---------- Materials provided ----------

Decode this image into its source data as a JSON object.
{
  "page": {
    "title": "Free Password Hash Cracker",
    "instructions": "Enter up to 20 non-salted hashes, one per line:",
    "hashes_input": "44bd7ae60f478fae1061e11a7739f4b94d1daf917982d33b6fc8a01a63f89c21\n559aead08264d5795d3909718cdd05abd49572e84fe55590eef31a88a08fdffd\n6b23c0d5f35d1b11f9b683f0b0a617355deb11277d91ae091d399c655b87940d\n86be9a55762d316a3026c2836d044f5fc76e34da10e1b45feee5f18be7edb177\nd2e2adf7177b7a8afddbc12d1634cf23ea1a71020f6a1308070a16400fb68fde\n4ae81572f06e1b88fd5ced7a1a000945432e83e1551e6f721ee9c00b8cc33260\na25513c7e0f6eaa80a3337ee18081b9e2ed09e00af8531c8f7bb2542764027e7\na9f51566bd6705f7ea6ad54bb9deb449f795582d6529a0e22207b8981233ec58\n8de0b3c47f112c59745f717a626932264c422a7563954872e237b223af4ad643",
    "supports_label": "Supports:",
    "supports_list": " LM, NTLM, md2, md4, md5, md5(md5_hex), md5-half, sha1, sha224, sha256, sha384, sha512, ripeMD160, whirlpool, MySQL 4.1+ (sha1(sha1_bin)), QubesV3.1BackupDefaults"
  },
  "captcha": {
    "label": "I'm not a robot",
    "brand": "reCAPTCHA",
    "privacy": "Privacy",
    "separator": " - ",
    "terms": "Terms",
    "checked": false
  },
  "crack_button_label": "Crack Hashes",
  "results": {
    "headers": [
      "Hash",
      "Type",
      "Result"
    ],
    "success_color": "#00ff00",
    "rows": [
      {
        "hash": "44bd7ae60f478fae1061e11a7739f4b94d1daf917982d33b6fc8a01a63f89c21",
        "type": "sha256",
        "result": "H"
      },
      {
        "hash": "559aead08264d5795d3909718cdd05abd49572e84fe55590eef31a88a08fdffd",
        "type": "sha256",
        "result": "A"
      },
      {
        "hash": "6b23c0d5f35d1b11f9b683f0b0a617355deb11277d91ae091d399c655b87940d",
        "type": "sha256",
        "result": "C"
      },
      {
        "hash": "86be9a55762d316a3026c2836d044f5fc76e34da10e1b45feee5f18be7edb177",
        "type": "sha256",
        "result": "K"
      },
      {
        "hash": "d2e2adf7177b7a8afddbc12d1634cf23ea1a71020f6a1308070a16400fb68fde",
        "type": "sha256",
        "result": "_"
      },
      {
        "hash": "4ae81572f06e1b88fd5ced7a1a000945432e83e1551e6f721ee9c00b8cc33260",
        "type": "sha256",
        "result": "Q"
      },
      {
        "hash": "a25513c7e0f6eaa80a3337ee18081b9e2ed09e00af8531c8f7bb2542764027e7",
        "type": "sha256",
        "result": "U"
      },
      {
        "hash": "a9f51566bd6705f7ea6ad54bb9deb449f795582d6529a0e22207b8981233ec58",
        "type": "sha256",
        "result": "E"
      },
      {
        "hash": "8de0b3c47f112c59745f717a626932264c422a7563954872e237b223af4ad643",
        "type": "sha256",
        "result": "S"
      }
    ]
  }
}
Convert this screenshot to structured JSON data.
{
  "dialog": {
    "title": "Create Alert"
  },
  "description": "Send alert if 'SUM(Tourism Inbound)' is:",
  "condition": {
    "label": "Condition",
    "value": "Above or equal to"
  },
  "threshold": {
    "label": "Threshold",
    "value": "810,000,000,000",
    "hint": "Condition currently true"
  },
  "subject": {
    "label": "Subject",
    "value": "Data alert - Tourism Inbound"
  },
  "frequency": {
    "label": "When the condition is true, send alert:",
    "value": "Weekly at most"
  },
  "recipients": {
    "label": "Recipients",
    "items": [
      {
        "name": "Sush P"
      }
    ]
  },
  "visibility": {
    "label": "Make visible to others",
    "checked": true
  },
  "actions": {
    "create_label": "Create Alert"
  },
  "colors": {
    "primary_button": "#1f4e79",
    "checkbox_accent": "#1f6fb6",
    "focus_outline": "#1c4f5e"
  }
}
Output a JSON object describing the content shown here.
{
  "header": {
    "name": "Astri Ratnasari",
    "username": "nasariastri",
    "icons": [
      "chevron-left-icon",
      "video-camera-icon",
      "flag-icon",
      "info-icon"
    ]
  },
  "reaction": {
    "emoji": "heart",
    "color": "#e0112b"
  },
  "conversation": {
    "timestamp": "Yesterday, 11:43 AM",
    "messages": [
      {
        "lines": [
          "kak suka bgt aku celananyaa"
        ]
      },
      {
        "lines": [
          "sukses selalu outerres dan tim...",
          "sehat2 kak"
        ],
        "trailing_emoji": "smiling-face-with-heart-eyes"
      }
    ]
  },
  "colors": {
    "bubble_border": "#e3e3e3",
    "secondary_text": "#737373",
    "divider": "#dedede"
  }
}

----------

● Task prompt: Every record above should be copied exactly.

● Exercise output:
Decode this image into its source data as a JSON object.
{
  "page": {
    "title": "Free Password Hash Cracker",
    "instructions": "Enter up to 20 non-salted hashes, one per line:",
    "hashes_input": "44bd7ae60f478fae1061e11a7739f4b94d1daf917982d33b6fc8a01a63f89c21\n559aead08264d5795d3909718cdd05abd49572e84fe55590eef31a88a08fdffd\n6b23c0d5f35d1b11f9b683f0b0a617355deb11277d91ae091d399c655b87940d\n86be9a55762d316a3026c2836d044f5fc76e34da10e1b45feee5f18be7edb177\nd2e2adf7177b7a8afddbc12d1634cf23ea1a71020f6a1308070a16400fb68fde\n4ae81572f06e1b88fd5ced7a1a000945432e83e1551e6f721ee9c00b8cc33260\na25513c7e0f6eaa80a3337ee18081b9e2ed09e00af8531c8f7bb2542764027e7\na9f51566bd6705f7ea6ad54bb9deb449f795582d6529a0e22207b8981233ec58\n8de0b3c47f112c59745f717a626932264c422a7563954872e237b223af4ad643",
    "supports_label": "Supports:",
    "supports_list": " LM, NTLM, md2, md4, md5, md5(md5_hex), md5-half, sha1, sha224, sha256, sha384, sha512, ripeMD160, whirlpool, MySQL 4.1+ (sha1(sha1_bin)), QubesV3.1BackupDefaults"
  },
  "captcha": {
    "label": "I'm not a robot",
    "brand": "reCAPTCHA",
    "privacy": "Privacy",
    "separator": " - ",
    "terms": "Terms",
    "checked": false
  },
  "crack_button_label": "Crack Hashes",
  "results": {
    "headers": [
      "Hash",
      "Type",
      "Result"
    ],
    "success_color": "#00ff00",
    "rows": [
      {
        "hash": "44bd7ae60f478fae1061e11a7739f4b94d1daf917982d33b6fc8a01a63f89c21",
        "type": "sha256",
        "result": "H"
      },
      {
        "hash": "559aead08264d5795d3909718cdd05abd49572e84fe55590eef31a88a08fdffd",
        "type": "sha256",
        "result": "A"
      },
      {
        "hash": "6b23c0d5f35d1b11f9b683f0b0a617355deb11277d91ae091d399c655b87940d",
        "type": "sha256",
        "result": "C"
      },
      {
        "hash": "86be9a55762d316a3026c2836d044f5fc76e34da10e1b45feee5f18be7edb177",
        "type": "sha256",
        "result": "K"
      },
      {
        "hash": "d2e2adf7177b7a8afddbc12d1634cf23ea1a71020f6a1308070a16400fb68fde",
        "type": "sha256",
        "result": "_"
      },
      {
        "hash": "4ae81572f06e1b88fd5ced7a1a000945432e83e1551e6f721ee9c00b8cc33260",
        "type": "sha256",
        "result": "Q"
      },
      {
        "hash": "a25513c7e0f6eaa80a3337ee18081b9e2ed09e00af8531c8f7bb2542764027e7",
        "type": "sha256",
        "result": "U"
      },
      {
        "hash": "a9f51566bd6705f7ea6ad54bb9deb449f795582d6529a0e22207b8981233ec58",
        "type": "sha256",
        "result": "E"
      },
      {
        "hash": "8de0b3c47f112c59745f717a626932264c422a7563954872e237b223af4ad643",
        "type": "sha256",
        "result": "S"
      }
    ]
  }
}
Convert this screenshot to structured JSON data.
{
  "dialog": {
    "title": "Create Alert"
  },
  "description": "Send alert if 'SUM(Tourism Inbound)' is:",
  "condition": {
    "label": "Condition",
    "value": "Above or equal to"
  },
  "threshold": {
    "label": "Threshold",
    "value": "810,000,000,000",
    "hint": "Condition currently true"
  },
  "subject": {
    "label": "Subject",
    "value": "Data alert - Tourism Inbound"
  },
  "frequency": {
    "label": "When the condition is true, send alert:",
    "value": "Weekly at most"
  },
  "recipients": {
    "label": "Recipients",
    "items": [
      {
        "name": "Sush P"
      }
    ]
  },
  "visibility": {
    "label": "Make visible to others",
    "checked": true
  },
  "actions": {
    "create_label": "Create Alert"
  },
  "colors": {
    "primary_button": "#1f4e79",
    "checkbox_accent": "#1f6fb6",
    "focus_outline": "#1c4f5e"
  }
}
Output a JSON object describing the content shown here.
{
  "header": {
    "name": "Astri Ratnasari",
    "username": "nasariastri",
    "icons": [
      "chevron-left-icon",
      "video-camera-icon",
      "flag-icon",
      "info-icon"
    ]
  },
  "reaction": {
    "emoji": "heart",
    "color": "#e0112b"
  },
  "conversation": {
    "timestamp": "Yesterday, 11:43 AM",
    "messages": [
      {
        "lines": [
          "kak suka bgt aku celananyaa"
        ]
      },
      {
        "lines": [
          "sukses selalu outerres dan tim...",
          "sehat2 kak"
        ],
        "trailing_emoji": "smiling-face-with-heart-eyes"
      }
    ]
  },
  "colors": {
    "bubble_border": "#e3e3e3",
    "secondary_text": "#737373",
    "divider": "#dedede"
  }
}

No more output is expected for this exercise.